What is asked —
Without changing a character, return the entries, but not the images they hold.

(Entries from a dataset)
%%
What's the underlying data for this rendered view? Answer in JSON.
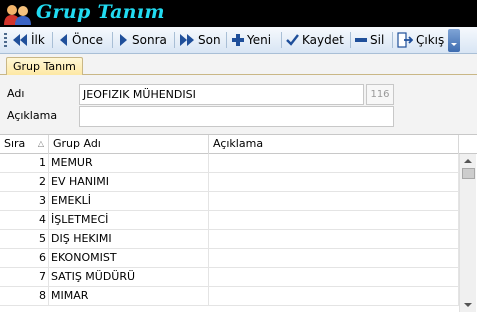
{
  "window": {
    "title": "Grup Tanım"
  },
  "toolbar": {
    "first_label": "İlk",
    "prev_label": "Önce",
    "next_label": "Sonra",
    "last_label": "Son",
    "new_label": "Yeni",
    "save_label": "Kaydet",
    "delete_label": "Sil",
    "exit_label": "Çıkış"
  },
  "tabs": [
    {
      "label": "Grup Tanım"
    }
  ],
  "form": {
    "name_label": "Adı",
    "name_value": "JEOFIZIK MÜHENDISI",
    "name_counter": "116",
    "desc_label": "Açıklama",
    "desc_value": ""
  },
  "grid": {
    "columns": [
      "Sıra",
      "Grup Adı",
      "Açıklama"
    ],
    "rows": [
      {
        "sira": "1",
        "ad": "MEMUR",
        "aciklama": ""
      },
      {
        "sira": "2",
        "ad": "EV HANIMI",
        "aciklama": ""
      },
      {
        "sira": "3",
        "ad": "EMEKLİ",
        "aciklama": ""
      },
      {
        "sira": "4",
        "ad": "İŞLETMECİ",
        "aciklama": ""
      },
      {
        "sira": "5",
        "ad": "DIŞ HEKIMI",
        "aciklama": ""
      },
      {
        "sira": "6",
        "ad": "EKONOMIST",
        "aciklama": ""
      },
      {
        "sira": "7",
        "ad": "SATIŞ MÜDÜRÜ",
        "aciklama": ""
      },
      {
        "sira": "8",
        "ad": "MIMAR",
        "aciklama": ""
      }
    ]
  },
  "colors": {
    "title_text": "#22dcf2",
    "title_bg": "#000000",
    "toolbar_icon": "#1f4f9a",
    "tab_bg": "#fde7a0"
  }
}
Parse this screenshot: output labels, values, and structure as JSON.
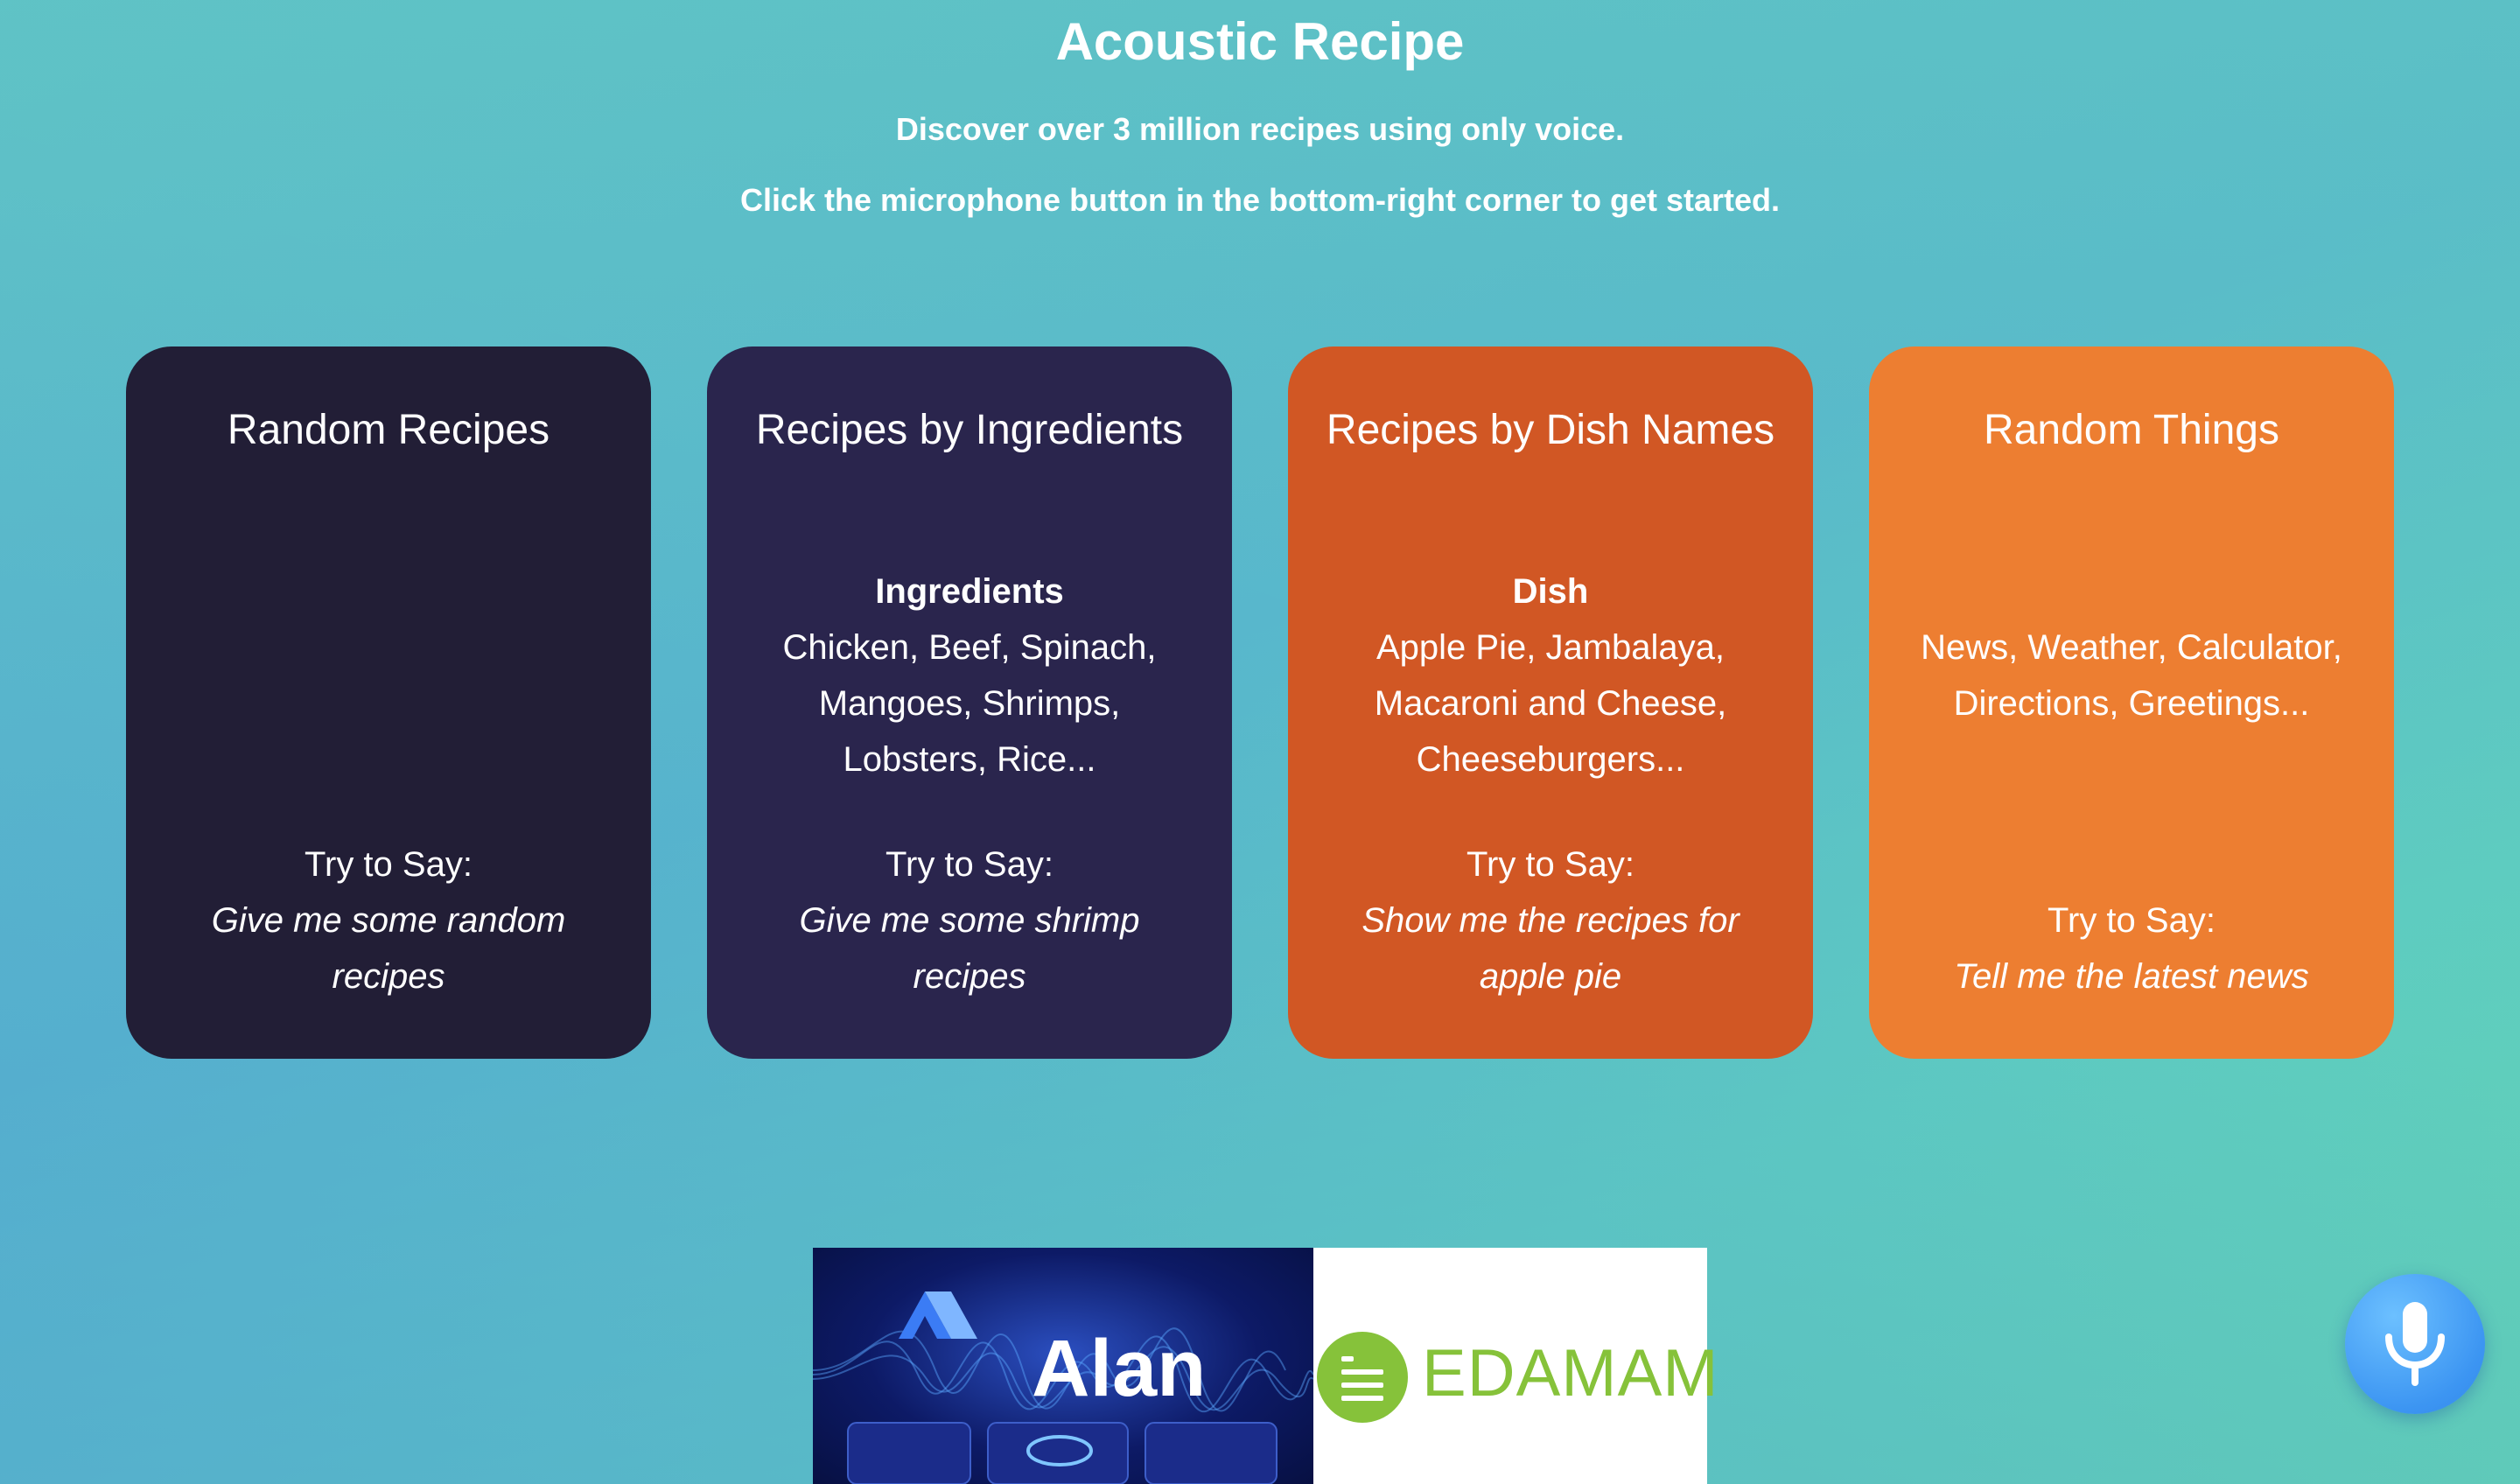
{
  "header": {
    "title": "Acoustic Recipe",
    "subtitle_1": "Discover over 3 million recipes using only voice.",
    "subtitle_2": "Click the microphone button in the bottom-right corner to get started."
  },
  "cards": [
    {
      "title": "Random Recipes",
      "heading": "",
      "items": "",
      "try_label": "Try to Say:",
      "try_phrase": "Give me some random recipes",
      "color": "#221e36"
    },
    {
      "title": "Recipes by Ingredients",
      "heading": "Ingredients",
      "items": "Chicken, Beef, Spinach, Mangoes, Shrimps, Lobsters, Rice...",
      "try_label": "Try to Say:",
      "try_phrase": "Give me some shrimp recipes",
      "color": "#2a254d"
    },
    {
      "title": "Recipes by Dish Names",
      "heading": "Dish",
      "items": "Apple Pie, Jambalaya, Macaroni and Cheese, Cheeseburgers...",
      "try_label": "Try to Say:",
      "try_phrase": "Show me the recipes for apple pie",
      "color": "#d15724"
    },
    {
      "title": "Random Things",
      "heading": "",
      "items": "News, Weather, Calculator, Directions, Greetings...",
      "try_label": "Try to Say:",
      "try_phrase": "Tell me the latest news",
      "color": "#ed7e31"
    }
  ],
  "logos": {
    "alan": "Alan",
    "edamam": "EDAMAM"
  },
  "mic_button": {
    "icon": "microphone-icon",
    "color": "#3c95f2"
  }
}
%%
Reply —
What's the underlying data for this rendered view? Answer in JSON.
{
  "window": {
    "title": "Grup Tanım"
  },
  "toolbar": {
    "first_label": "İlk",
    "prev_label": "Önce",
    "next_label": "Sonra",
    "last_label": "Son",
    "new_label": "Yeni",
    "save_label": "Kaydet",
    "delete_label": "Sil",
    "exit_label": "Çıkış"
  },
  "tabs": [
    {
      "label": "Grup Tanım"
    }
  ],
  "form": {
    "name_label": "Adı",
    "name_value": "JEOFIZIK MÜHENDISI",
    "name_counter": "116",
    "desc_label": "Açıklama",
    "desc_value": ""
  },
  "grid": {
    "columns": [
      "Sıra",
      "Grup Adı",
      "Açıklama"
    ],
    "rows": [
      {
        "sira": "1",
        "ad": "MEMUR",
        "aciklama": ""
      },
      {
        "sira": "2",
        "ad": "EV HANIMI",
        "aciklama": ""
      },
      {
        "sira": "3",
        "ad": "EMEKLİ",
        "aciklama": ""
      },
      {
        "sira": "4",
        "ad": "İŞLETMECİ",
        "aciklama": ""
      },
      {
        "sira": "5",
        "ad": "DIŞ HEKIMI",
        "aciklama": ""
      },
      {
        "sira": "6",
        "ad": "EKONOMIST",
        "aciklama": ""
      },
      {
        "sira": "7",
        "ad": "SATIŞ MÜDÜRÜ",
        "aciklama": ""
      },
      {
        "sira": "8",
        "ad": "MIMAR",
        "aciklama": ""
      }
    ]
  },
  "colors": {
    "title_text": "#22dcf2",
    "title_bg": "#000000",
    "toolbar_icon": "#1f4f9a",
    "tab_bg": "#fde7a0"
  }
}
Parse this screenshot: output labels, values, and structure as JSON.
{
  "header": {
    "title": "Acoustic Recipe",
    "subtitle_1": "Discover over 3 million recipes using only voice.",
    "subtitle_2": "Click the microphone button in the bottom-right corner to get started."
  },
  "cards": [
    {
      "title": "Random Recipes",
      "heading": "",
      "items": "",
      "try_label": "Try to Say:",
      "try_phrase": "Give me some random recipes",
      "color": "#221e36"
    },
    {
      "title": "Recipes by Ingredients",
      "heading": "Ingredients",
      "items": "Chicken, Beef, Spinach, Mangoes, Shrimps, Lobsters, Rice...",
      "try_label": "Try to Say:",
      "try_phrase": "Give me some shrimp recipes",
      "color": "#2a254d"
    },
    {
      "title": "Recipes by Dish Names",
      "heading": "Dish",
      "items": "Apple Pie, Jambalaya, Macaroni and Cheese, Cheeseburgers...",
      "try_label": "Try to Say:",
      "try_phrase": "Show me the recipes for apple pie",
      "color": "#d15724"
    },
    {
      "title": "Random Things",
      "heading": "",
      "items": "News, Weather, Calculator, Directions, Greetings...",
      "try_label": "Try to Say:",
      "try_phrase": "Tell me the latest news",
      "color": "#ed7e31"
    }
  ],
  "logos": {
    "alan": "Alan",
    "edamam": "EDAMAM"
  },
  "mic_button": {
    "icon": "microphone-icon",
    "color": "#3c95f2"
  }
}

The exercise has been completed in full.